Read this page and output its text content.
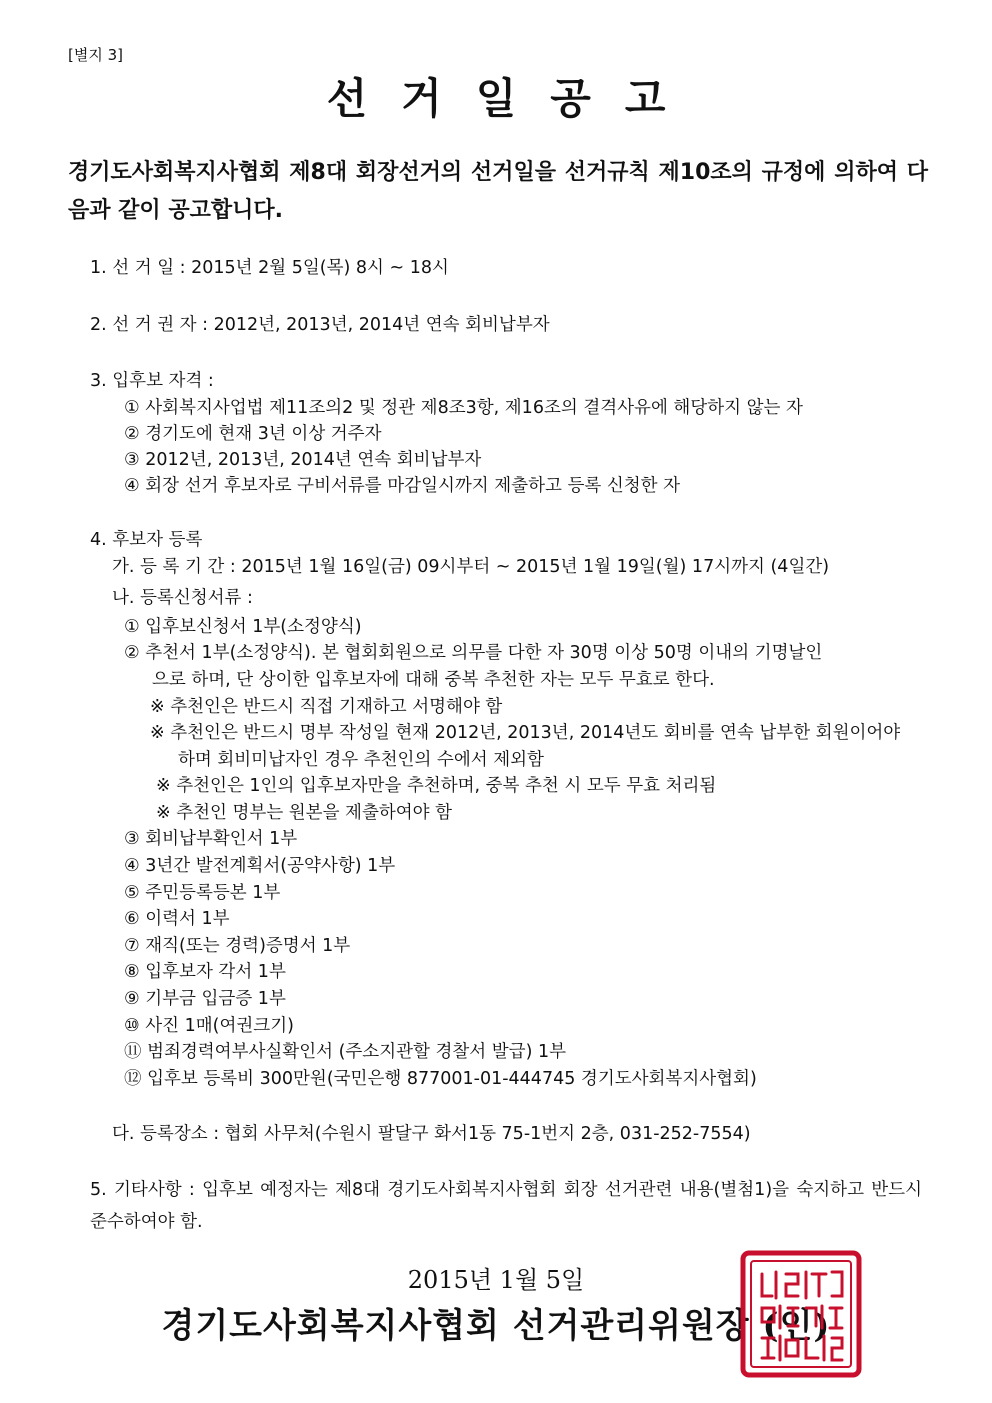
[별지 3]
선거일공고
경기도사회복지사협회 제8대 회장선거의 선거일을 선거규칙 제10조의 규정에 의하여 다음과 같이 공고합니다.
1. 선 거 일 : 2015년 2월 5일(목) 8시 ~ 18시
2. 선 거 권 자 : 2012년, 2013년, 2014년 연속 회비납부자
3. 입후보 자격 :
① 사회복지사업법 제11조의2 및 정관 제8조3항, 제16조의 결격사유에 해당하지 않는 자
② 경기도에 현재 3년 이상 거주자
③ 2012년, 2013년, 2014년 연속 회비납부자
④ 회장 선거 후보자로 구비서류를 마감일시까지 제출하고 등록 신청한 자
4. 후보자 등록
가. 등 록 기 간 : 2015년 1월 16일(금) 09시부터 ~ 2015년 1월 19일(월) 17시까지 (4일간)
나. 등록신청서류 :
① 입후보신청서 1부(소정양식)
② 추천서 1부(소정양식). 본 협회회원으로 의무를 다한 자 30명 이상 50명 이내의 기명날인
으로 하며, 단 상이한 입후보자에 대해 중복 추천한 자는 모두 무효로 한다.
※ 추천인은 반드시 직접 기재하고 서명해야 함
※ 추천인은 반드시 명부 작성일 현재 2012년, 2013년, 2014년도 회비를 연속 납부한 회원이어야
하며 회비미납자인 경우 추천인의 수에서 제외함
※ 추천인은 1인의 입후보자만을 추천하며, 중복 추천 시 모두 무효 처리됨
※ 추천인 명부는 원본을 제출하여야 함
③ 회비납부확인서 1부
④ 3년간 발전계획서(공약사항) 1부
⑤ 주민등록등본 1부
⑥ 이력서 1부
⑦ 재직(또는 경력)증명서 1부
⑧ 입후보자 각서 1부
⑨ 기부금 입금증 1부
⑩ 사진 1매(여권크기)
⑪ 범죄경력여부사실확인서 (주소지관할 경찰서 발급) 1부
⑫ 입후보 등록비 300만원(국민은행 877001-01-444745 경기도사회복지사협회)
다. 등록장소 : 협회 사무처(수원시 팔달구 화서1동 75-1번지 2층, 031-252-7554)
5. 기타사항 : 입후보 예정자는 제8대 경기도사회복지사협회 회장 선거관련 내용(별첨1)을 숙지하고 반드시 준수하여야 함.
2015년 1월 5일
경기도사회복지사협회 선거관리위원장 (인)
···
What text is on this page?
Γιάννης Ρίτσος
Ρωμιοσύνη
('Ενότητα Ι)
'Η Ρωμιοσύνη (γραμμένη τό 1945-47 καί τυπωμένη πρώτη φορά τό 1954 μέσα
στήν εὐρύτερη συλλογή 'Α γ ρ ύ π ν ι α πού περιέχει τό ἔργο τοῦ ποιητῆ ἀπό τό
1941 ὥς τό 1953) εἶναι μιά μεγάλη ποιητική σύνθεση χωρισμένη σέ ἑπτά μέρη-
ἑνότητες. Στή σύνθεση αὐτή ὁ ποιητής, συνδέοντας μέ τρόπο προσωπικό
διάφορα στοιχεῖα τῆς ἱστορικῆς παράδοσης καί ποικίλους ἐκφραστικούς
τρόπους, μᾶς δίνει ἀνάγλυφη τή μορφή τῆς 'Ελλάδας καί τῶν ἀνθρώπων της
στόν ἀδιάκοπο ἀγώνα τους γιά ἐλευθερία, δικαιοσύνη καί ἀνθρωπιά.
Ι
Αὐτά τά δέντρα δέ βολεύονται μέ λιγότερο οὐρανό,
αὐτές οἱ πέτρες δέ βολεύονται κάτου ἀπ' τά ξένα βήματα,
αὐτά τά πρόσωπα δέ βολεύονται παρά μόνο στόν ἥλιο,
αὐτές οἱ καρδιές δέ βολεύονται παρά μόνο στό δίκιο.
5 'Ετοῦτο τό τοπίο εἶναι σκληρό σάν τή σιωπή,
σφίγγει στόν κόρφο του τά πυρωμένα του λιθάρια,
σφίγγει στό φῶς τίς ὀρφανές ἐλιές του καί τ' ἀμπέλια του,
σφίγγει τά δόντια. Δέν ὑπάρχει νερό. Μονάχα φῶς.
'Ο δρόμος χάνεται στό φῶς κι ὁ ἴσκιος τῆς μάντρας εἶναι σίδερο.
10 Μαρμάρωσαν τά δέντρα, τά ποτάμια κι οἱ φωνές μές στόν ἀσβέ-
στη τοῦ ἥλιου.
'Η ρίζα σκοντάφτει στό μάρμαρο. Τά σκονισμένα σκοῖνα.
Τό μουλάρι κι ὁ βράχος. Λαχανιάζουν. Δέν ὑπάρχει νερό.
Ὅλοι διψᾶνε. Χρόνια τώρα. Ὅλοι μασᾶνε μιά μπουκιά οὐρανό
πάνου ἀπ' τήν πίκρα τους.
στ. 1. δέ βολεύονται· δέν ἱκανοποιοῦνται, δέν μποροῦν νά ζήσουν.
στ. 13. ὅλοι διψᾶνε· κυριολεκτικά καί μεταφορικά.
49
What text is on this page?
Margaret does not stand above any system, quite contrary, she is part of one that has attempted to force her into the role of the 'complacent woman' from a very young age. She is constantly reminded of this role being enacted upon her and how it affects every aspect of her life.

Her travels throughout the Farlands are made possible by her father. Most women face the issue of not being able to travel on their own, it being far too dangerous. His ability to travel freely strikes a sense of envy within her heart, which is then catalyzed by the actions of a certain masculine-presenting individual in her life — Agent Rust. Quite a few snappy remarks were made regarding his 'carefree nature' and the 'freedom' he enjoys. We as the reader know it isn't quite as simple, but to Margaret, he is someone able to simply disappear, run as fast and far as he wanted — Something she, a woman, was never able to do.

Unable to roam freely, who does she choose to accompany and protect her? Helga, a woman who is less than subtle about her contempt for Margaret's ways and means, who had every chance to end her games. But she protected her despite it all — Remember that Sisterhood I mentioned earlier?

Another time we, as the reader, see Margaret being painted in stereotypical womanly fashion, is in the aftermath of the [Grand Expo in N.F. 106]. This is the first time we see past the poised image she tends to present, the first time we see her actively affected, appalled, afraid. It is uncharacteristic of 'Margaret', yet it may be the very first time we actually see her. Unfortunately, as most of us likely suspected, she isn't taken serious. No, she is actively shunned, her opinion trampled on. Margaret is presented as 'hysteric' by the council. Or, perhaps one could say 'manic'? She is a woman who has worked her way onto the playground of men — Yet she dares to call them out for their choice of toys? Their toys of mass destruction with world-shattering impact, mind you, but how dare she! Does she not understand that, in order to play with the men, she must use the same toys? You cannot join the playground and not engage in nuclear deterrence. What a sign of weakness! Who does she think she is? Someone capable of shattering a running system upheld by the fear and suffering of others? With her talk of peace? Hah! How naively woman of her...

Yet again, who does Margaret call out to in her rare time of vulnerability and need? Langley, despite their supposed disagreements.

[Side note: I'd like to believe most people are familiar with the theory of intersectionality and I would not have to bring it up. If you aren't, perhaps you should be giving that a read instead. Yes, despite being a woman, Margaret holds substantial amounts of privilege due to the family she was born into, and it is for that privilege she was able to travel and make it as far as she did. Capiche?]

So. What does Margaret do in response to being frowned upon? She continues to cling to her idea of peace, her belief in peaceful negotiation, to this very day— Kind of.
···
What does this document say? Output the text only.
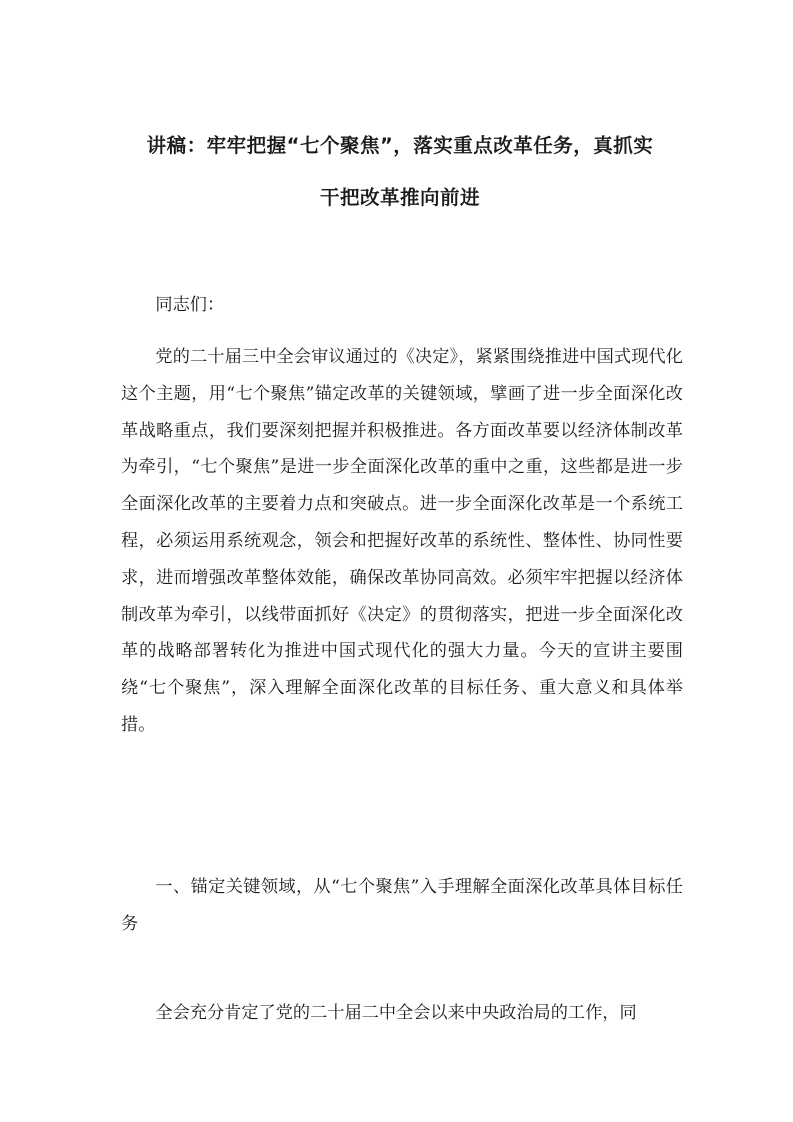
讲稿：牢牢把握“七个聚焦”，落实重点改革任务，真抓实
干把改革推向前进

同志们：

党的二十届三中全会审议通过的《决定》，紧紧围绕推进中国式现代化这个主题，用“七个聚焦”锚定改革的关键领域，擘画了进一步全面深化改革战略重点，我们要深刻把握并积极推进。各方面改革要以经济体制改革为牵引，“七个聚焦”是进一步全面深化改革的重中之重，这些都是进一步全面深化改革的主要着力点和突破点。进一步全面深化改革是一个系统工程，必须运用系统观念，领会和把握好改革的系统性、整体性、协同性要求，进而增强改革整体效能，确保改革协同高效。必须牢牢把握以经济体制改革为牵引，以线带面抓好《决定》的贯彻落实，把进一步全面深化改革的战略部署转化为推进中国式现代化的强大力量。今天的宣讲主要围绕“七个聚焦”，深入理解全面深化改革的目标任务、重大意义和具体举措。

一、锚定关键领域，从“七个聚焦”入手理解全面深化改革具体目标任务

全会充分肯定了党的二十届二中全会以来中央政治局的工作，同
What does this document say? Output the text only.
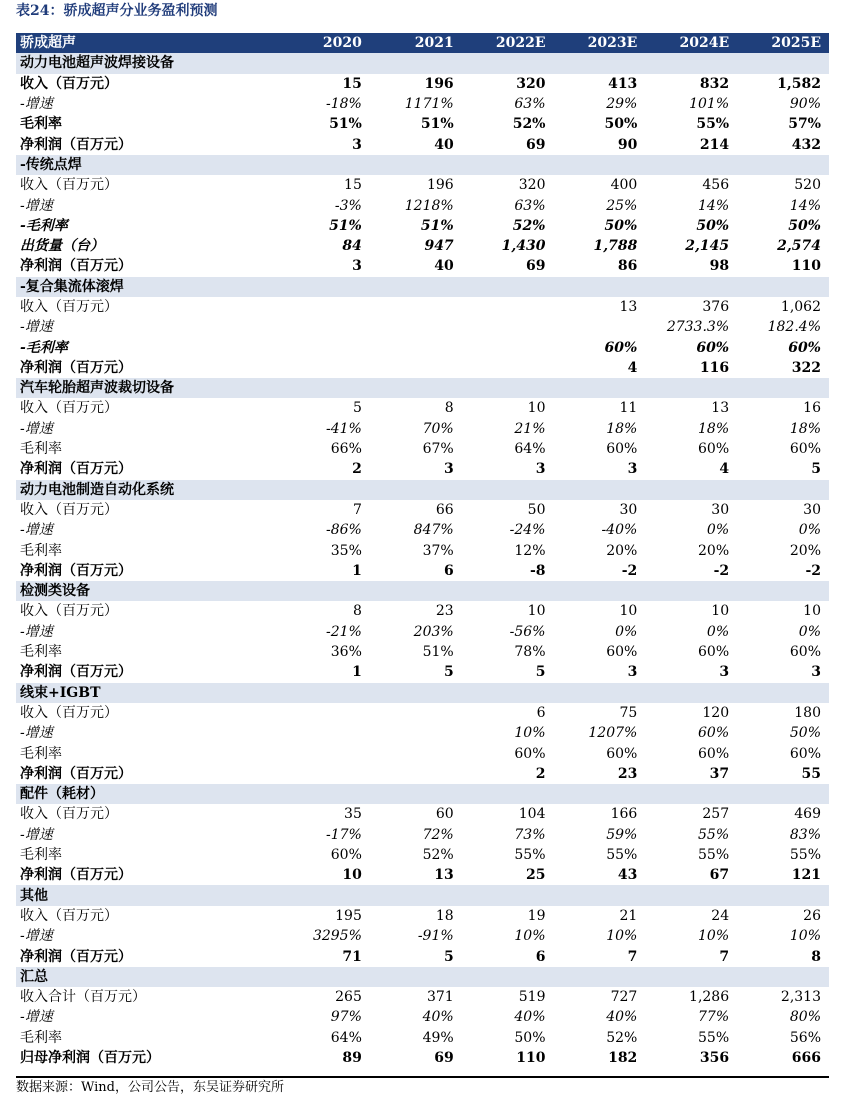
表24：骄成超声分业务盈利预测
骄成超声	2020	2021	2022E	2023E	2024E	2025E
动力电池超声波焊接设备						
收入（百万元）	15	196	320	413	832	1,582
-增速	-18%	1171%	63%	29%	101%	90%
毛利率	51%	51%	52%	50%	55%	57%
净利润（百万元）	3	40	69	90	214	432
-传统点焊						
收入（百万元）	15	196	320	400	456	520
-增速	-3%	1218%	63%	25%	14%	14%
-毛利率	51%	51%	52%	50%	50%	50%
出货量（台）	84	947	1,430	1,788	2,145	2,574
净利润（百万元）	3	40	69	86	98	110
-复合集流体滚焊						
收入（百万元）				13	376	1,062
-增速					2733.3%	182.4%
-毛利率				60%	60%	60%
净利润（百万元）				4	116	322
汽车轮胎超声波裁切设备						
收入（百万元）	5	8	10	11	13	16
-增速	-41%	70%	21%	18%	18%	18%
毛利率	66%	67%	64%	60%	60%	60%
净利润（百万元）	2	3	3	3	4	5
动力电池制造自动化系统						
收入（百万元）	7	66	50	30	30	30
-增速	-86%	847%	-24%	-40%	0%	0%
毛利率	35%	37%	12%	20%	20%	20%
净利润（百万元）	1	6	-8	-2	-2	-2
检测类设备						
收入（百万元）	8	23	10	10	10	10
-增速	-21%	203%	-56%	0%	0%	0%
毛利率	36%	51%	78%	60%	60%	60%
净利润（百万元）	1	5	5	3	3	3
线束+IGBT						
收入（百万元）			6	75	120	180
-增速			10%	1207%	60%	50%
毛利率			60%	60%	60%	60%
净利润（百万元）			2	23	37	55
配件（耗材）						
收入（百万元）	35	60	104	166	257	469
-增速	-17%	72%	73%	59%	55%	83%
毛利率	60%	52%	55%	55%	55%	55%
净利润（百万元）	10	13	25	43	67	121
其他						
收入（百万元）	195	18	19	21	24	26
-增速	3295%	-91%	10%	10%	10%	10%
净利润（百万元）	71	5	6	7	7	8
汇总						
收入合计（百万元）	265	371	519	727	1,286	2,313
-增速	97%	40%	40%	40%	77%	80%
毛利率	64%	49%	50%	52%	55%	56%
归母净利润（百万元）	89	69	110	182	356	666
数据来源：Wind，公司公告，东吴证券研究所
···
- [GOAL OF THE EXERCISE]: Look through the entries above for the word "추천인은". Copy every line where it shows up.

- [SOLUTION BELOW]:
※ 추천인은 반드시 직접 기재하고 서명해야 함
※ 추천인은 반드시 명부 작성일 현재 2012년, 2013년, 2014년도 회비를 연속 납부한 회원이어야
※ 추천인은 1인의 입후보자만을 추천하며, 중복 추천 시 모두 무효 처리됨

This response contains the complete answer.